▶ **THE EXERCISE**: Quote all of the data that follows exactly as written, skipping the images.

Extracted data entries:
begin

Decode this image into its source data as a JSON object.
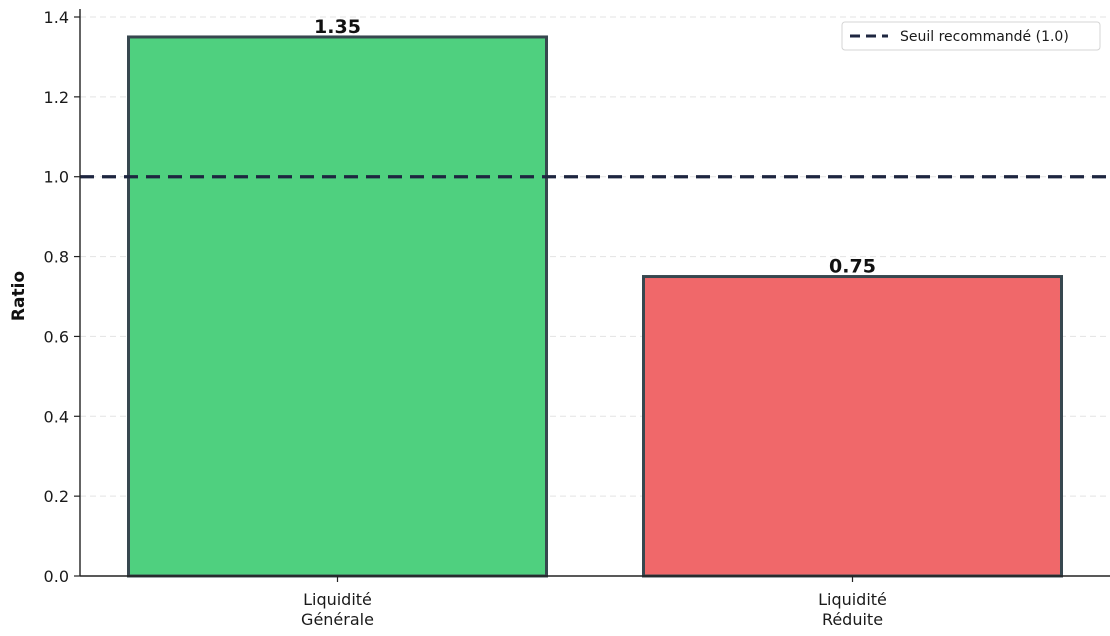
{
  "chart_data": {
    "type": "bar",
    "categories": [
      [
        "Liquidité",
        "Générale"
      ],
      [
        "Liquidité",
        "Réduite"
      ]
    ],
    "values": [
      1.35,
      0.75
    ],
    "value_labels": [
      "1.35",
      "0.75"
    ],
    "bar_colors": [
      "#4fd07f",
      "#f0686a"
    ],
    "bar_edge_color": "#37474f",
    "title": "",
    "xlabel": "",
    "ylabel": "Ratio",
    "ylim": [
      0,
      1.4
    ],
    "yticks": [
      0.0,
      0.2,
      0.4,
      0.6,
      0.8,
      1.0,
      1.2,
      1.4
    ],
    "ytick_labels": [
      "0.0",
      "0.2",
      "0.4",
      "0.6",
      "0.8",
      "1.0",
      "1.2",
      "1.4"
    ],
    "grid": "horizontal dashed",
    "reference_line": {
      "value": 1.0,
      "label": "Seuil recommandé (1.0)",
      "color": "#1e2640",
      "style": "dashed"
    },
    "legend": {
      "placement": "top-right",
      "entries": [
        "Seuil recommandé (1.0)"
      ]
    }
  }
}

end

▶ **SOLUTION TO THIS TASK**:
Decode this image into its source data as a JSON object.
{
  "chart_data": {
    "type": "bar",
    "categories": [
      [
        "Liquidité",
        "Générale"
      ],
      [
        "Liquidité",
        "Réduite"
      ]
    ],
    "values": [
      1.35,
      0.75
    ],
    "value_labels": [
      "1.35",
      "0.75"
    ],
    "bar_colors": [
      "#4fd07f",
      "#f0686a"
    ],
    "bar_edge_color": "#37474f",
    "title": "",
    "xlabel": "",
    "ylabel": "Ratio",
    "ylim": [
      0,
      1.4
    ],
    "yticks": [
      0.0,
      0.2,
      0.4,
      0.6,
      0.8,
      1.0,
      1.2,
      1.4
    ],
    "ytick_labels": [
      "0.0",
      "0.2",
      "0.4",
      "0.6",
      "0.8",
      "1.0",
      "1.2",
      "1.4"
    ],
    "grid": "horizontal dashed",
    "reference_line": {
      "value": 1.0,
      "label": "Seuil recommandé (1.0)",
      "color": "#1e2640",
      "style": "dashed"
    },
    "legend": {
      "placement": "top-right",
      "entries": [
        "Seuil recommandé (1.0)"
      ]
    }
  }
}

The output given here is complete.